** Begin Provided records **

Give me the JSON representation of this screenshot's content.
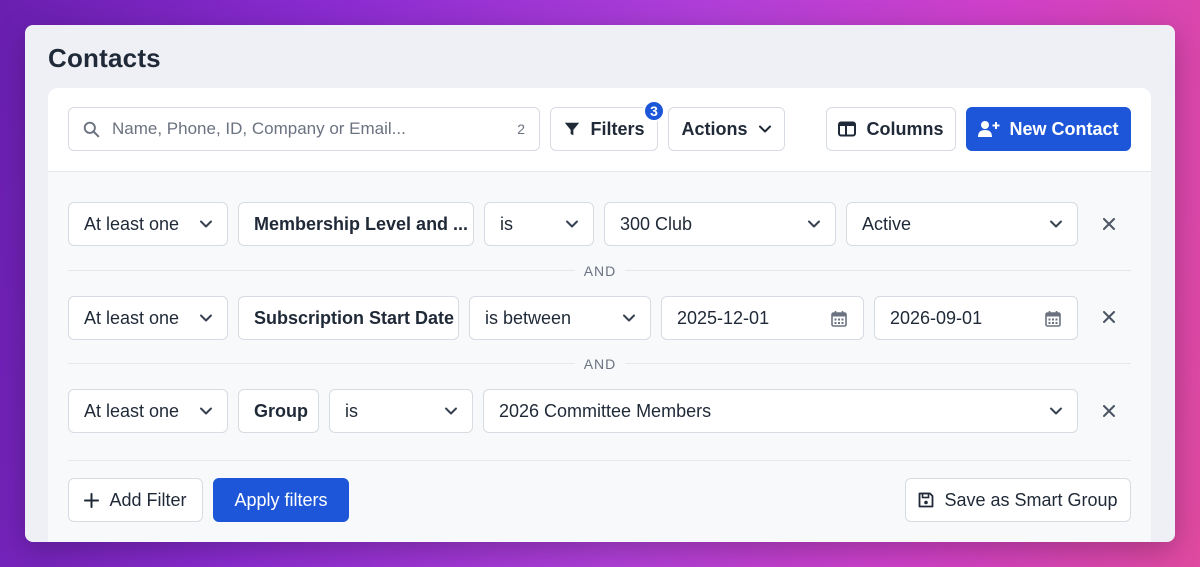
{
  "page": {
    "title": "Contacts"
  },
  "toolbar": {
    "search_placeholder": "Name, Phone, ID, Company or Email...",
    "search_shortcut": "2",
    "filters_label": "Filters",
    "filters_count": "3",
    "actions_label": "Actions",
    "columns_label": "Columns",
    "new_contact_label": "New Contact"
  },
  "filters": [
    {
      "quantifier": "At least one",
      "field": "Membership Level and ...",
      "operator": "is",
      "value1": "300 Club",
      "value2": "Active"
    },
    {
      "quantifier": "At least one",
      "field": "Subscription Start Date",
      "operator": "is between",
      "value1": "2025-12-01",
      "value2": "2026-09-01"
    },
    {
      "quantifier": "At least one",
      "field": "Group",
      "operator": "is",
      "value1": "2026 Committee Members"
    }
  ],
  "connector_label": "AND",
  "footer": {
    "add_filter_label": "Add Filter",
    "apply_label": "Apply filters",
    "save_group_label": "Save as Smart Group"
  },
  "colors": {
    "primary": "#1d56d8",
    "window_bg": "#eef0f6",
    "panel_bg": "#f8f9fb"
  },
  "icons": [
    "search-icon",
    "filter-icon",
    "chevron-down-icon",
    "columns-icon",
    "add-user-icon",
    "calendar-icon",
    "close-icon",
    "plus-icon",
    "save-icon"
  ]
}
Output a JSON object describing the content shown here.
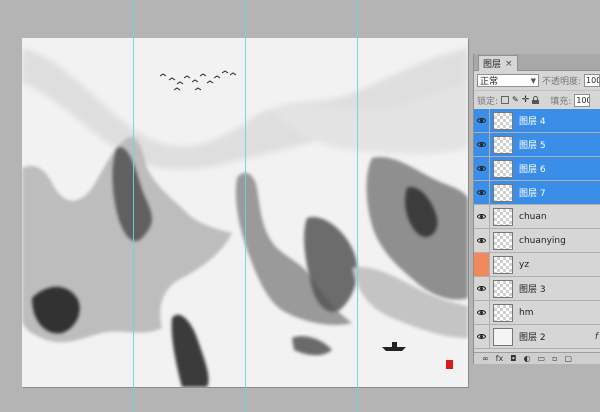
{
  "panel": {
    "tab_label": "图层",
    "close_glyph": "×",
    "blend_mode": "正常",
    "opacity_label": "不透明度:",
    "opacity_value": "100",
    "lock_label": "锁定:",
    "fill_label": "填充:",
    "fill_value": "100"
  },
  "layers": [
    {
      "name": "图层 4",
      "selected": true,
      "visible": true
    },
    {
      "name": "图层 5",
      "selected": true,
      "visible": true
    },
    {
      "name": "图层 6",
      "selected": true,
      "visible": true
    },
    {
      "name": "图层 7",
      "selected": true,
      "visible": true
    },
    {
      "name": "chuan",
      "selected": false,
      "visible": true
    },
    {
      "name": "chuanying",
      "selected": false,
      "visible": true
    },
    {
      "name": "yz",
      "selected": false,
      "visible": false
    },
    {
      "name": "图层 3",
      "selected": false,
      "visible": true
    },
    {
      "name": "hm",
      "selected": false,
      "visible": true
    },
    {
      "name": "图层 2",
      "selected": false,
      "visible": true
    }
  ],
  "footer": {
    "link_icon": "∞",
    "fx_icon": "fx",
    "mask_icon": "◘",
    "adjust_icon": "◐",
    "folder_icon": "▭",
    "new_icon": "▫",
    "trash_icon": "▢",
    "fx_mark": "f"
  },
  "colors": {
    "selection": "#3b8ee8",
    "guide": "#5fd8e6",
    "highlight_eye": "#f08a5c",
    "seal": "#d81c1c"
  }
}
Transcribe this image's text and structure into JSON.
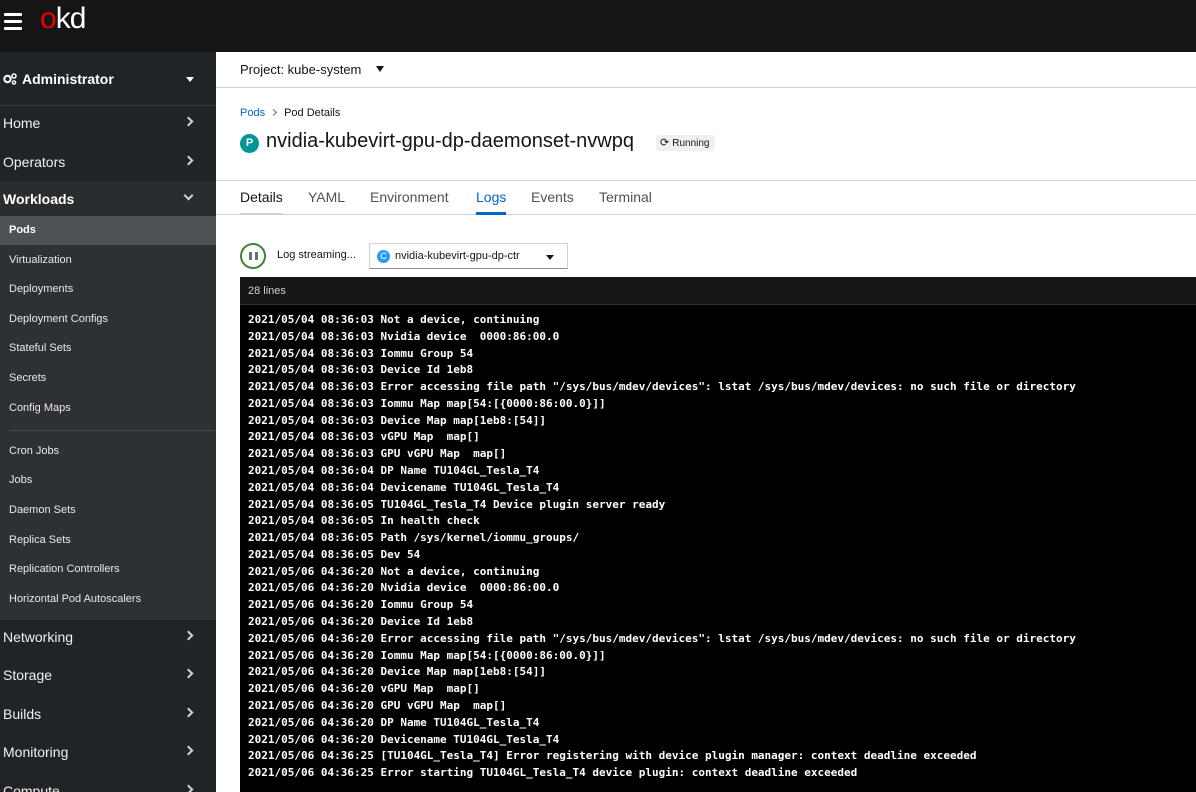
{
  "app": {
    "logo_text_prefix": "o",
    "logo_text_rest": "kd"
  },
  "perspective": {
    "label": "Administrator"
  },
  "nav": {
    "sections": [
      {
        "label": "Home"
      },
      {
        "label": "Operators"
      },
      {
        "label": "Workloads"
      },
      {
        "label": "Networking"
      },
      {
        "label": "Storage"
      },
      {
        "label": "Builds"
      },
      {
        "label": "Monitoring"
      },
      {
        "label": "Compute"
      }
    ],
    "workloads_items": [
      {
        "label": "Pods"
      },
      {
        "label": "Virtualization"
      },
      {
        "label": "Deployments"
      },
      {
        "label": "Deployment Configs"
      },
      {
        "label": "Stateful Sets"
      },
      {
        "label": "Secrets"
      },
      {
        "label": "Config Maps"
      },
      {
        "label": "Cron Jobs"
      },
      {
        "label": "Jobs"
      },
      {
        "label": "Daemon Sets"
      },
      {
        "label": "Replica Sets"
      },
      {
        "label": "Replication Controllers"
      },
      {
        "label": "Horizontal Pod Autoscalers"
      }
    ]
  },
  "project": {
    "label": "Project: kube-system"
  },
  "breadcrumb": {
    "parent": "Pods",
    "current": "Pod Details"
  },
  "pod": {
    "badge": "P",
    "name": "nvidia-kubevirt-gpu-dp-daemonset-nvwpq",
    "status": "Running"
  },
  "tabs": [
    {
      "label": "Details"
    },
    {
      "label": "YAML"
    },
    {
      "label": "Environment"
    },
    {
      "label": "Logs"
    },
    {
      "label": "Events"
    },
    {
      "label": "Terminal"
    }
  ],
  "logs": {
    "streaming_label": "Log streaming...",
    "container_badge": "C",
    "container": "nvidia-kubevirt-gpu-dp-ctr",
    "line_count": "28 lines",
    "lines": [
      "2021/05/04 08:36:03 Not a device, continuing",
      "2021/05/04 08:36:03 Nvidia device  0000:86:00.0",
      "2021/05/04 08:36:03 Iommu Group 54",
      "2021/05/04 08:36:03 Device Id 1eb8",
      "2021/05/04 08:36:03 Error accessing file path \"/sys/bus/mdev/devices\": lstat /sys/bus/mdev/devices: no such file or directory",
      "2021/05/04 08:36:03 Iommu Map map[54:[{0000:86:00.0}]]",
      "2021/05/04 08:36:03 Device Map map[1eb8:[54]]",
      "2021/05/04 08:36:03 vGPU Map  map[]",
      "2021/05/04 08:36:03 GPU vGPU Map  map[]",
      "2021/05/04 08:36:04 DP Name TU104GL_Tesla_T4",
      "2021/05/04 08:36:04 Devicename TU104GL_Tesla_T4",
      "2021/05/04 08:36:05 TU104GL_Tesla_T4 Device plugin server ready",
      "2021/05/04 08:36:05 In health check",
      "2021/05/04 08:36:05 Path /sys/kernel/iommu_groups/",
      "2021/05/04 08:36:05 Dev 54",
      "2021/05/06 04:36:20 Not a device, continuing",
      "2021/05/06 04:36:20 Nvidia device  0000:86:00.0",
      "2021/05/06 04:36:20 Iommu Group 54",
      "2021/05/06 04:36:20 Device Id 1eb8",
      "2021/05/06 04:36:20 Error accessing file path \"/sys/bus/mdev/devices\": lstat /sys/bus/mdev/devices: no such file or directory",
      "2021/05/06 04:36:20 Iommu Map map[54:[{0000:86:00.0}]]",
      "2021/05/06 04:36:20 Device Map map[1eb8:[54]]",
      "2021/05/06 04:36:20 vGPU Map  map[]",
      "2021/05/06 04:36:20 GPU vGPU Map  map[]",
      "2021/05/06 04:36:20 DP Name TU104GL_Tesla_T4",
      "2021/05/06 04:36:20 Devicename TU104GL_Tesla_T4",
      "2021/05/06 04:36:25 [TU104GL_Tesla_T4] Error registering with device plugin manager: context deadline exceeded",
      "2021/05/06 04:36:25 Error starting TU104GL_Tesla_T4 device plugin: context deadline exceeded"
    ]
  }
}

** End Provided records **

→ **What to produce**: From the listing above, find the number of lines with the word "this" in them. Answer with the number only.

→ **Result**: 2